Go through the listing and copy each line with the string "JSON".
-- Entries provided start --
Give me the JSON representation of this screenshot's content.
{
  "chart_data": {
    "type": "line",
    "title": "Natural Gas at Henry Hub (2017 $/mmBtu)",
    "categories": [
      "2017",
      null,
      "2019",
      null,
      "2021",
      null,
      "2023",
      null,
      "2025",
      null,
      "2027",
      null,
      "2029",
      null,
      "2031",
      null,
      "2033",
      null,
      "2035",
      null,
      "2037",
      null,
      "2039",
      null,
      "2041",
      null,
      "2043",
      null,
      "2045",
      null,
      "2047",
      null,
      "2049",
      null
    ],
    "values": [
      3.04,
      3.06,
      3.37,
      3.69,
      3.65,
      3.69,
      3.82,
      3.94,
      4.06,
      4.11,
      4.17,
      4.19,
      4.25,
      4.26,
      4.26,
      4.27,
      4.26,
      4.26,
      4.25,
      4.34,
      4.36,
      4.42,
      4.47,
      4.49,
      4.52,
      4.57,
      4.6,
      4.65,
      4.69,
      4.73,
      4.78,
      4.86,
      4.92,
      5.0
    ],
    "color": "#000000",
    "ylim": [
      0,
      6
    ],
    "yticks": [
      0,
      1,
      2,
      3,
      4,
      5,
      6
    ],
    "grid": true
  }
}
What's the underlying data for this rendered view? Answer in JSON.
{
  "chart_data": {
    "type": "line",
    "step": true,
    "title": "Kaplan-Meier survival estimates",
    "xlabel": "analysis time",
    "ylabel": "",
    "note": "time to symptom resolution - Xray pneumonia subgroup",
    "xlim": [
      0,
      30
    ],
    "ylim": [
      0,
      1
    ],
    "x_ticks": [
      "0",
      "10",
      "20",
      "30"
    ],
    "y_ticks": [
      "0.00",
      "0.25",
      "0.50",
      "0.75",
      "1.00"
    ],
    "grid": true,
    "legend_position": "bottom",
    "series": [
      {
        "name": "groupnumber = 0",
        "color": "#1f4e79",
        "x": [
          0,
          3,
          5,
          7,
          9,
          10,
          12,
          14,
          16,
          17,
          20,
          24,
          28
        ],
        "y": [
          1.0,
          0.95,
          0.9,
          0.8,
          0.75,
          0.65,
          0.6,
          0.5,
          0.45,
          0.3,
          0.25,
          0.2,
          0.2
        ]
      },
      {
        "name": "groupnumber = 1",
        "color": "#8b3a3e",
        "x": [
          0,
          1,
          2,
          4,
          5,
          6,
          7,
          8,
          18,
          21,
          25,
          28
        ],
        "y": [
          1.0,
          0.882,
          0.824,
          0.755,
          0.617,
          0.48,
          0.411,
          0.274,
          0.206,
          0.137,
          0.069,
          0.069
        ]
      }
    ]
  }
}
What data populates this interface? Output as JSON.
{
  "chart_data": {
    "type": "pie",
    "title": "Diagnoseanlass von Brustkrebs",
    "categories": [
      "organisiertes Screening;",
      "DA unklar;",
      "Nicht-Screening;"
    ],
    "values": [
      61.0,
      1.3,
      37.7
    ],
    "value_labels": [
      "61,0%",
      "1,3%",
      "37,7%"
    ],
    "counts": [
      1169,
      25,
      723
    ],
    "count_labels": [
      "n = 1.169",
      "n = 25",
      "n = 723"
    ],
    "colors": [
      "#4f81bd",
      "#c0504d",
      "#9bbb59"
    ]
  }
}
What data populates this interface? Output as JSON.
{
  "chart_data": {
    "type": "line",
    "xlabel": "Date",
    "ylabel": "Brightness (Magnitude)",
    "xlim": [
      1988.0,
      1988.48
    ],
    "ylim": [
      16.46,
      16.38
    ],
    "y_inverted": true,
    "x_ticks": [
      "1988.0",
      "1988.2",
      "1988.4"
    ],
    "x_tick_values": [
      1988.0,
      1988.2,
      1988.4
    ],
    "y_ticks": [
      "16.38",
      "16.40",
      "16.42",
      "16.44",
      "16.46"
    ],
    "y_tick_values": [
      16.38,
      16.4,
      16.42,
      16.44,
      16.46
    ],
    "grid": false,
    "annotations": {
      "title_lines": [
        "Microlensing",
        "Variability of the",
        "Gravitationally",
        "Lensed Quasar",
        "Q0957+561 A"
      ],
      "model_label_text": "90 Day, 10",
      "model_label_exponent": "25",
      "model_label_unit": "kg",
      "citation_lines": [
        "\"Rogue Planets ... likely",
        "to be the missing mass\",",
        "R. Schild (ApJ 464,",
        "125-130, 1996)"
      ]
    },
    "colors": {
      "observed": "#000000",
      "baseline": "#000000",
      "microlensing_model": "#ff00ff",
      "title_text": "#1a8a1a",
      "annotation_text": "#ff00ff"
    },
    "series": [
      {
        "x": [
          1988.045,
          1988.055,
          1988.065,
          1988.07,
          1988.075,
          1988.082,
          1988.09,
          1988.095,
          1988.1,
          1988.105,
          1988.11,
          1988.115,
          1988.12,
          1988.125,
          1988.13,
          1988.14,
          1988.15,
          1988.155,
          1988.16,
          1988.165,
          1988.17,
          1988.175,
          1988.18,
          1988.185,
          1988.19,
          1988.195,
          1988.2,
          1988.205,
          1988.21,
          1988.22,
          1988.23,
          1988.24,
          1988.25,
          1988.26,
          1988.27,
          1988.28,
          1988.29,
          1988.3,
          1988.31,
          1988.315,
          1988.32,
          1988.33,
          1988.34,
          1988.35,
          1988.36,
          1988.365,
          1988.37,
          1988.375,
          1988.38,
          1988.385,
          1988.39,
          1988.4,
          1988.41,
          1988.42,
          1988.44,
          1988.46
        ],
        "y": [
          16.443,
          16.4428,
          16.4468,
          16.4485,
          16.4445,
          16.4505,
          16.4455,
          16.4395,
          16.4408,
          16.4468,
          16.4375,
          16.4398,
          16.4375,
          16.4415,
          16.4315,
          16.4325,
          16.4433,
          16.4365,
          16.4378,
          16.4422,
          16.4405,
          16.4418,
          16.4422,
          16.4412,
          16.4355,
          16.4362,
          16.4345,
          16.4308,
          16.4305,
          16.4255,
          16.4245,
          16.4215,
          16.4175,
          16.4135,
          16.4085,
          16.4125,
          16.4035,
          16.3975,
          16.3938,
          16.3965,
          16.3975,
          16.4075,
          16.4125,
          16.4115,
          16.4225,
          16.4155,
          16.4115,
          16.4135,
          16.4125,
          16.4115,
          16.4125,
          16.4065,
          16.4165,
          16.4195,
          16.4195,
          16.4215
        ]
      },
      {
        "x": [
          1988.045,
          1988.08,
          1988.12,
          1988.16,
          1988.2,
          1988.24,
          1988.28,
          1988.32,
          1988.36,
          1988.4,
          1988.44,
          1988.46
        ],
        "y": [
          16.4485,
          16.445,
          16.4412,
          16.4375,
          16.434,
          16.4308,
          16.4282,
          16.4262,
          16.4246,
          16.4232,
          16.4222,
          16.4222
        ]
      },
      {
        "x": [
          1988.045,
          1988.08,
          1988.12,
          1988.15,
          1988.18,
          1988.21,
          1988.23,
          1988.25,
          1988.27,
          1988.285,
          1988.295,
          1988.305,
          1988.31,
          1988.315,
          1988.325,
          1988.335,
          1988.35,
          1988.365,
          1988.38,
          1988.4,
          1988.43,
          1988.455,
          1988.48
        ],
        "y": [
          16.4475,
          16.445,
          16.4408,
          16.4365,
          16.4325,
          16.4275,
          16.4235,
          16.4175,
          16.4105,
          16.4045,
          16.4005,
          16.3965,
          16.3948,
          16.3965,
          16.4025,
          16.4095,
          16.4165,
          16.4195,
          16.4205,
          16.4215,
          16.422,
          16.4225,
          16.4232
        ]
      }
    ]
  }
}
-- Entries provided end --
* Exercise solution
Give me the JSON representation of this screenshot's content.
What's the underlying data for this rendered view? Answer in JSON.
What data populates this interface? Output as JSON.
What data populates this interface? Output as JSON.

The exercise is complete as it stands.